Transcribe the lines below verbatim, skipping the images.

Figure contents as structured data
____________
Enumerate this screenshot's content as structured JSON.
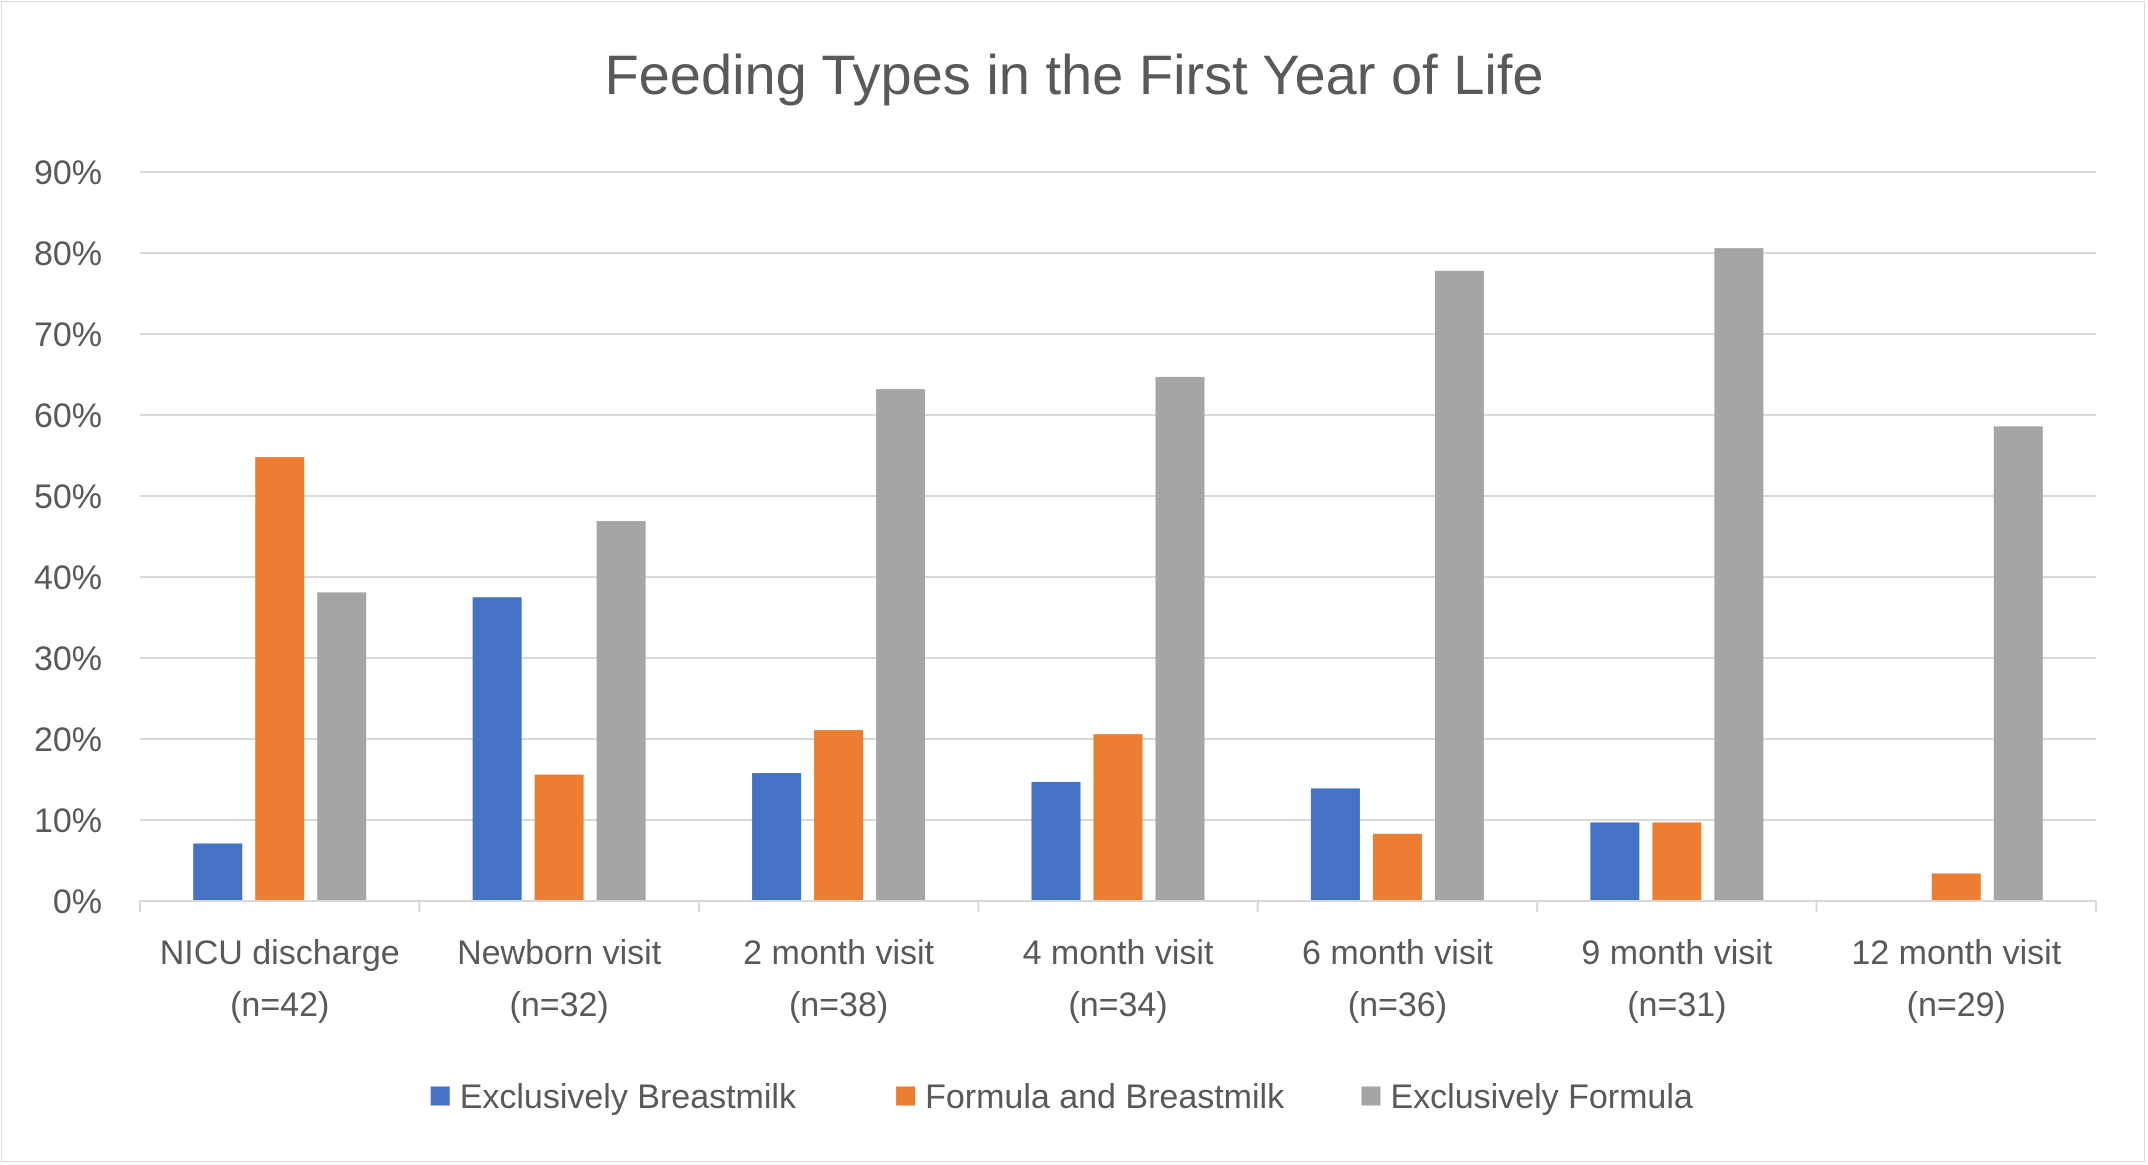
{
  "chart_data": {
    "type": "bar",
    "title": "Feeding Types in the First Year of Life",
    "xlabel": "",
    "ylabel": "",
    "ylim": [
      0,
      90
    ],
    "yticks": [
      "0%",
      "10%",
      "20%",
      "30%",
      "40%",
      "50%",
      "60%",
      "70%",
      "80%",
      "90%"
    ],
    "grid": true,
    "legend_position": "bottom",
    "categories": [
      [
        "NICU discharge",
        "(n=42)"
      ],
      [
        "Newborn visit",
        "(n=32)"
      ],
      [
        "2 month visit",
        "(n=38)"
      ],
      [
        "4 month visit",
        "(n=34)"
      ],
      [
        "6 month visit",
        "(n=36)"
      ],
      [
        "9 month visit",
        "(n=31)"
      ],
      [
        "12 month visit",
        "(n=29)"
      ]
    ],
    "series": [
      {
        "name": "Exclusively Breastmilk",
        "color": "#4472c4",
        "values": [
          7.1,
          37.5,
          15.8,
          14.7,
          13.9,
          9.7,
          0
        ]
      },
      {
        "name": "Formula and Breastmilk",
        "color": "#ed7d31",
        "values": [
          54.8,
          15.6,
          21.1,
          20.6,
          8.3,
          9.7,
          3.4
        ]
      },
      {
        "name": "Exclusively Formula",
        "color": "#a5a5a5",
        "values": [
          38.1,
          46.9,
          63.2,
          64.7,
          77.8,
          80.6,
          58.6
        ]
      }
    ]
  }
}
____________
→ Expected answer
Enumerate this screenshot's content as structured JSON.
{
  "chart_data": {
    "type": "bar",
    "title": "Feeding Types in the First Year of Life",
    "xlabel": "",
    "ylabel": "",
    "ylim": [
      0,
      90
    ],
    "yticks": [
      "0%",
      "10%",
      "20%",
      "30%",
      "40%",
      "50%",
      "60%",
      "70%",
      "80%",
      "90%"
    ],
    "grid": true,
    "legend_position": "bottom",
    "categories": [
      [
        "NICU discharge",
        "(n=42)"
      ],
      [
        "Newborn visit",
        "(n=32)"
      ],
      [
        "2 month visit",
        "(n=38)"
      ],
      [
        "4 month visit",
        "(n=34)"
      ],
      [
        "6 month visit",
        "(n=36)"
      ],
      [
        "9 month visit",
        "(n=31)"
      ],
      [
        "12 month visit",
        "(n=29)"
      ]
    ],
    "series": [
      {
        "name": "Exclusively Breastmilk",
        "color": "#4472c4",
        "values": [
          7.1,
          37.5,
          15.8,
          14.7,
          13.9,
          9.7,
          0
        ]
      },
      {
        "name": "Formula and Breastmilk",
        "color": "#ed7d31",
        "values": [
          54.8,
          15.6,
          21.1,
          20.6,
          8.3,
          9.7,
          3.4
        ]
      },
      {
        "name": "Exclusively Formula",
        "color": "#a5a5a5",
        "values": [
          38.1,
          46.9,
          63.2,
          64.7,
          77.8,
          80.6,
          58.6
        ]
      }
    ]
  }
}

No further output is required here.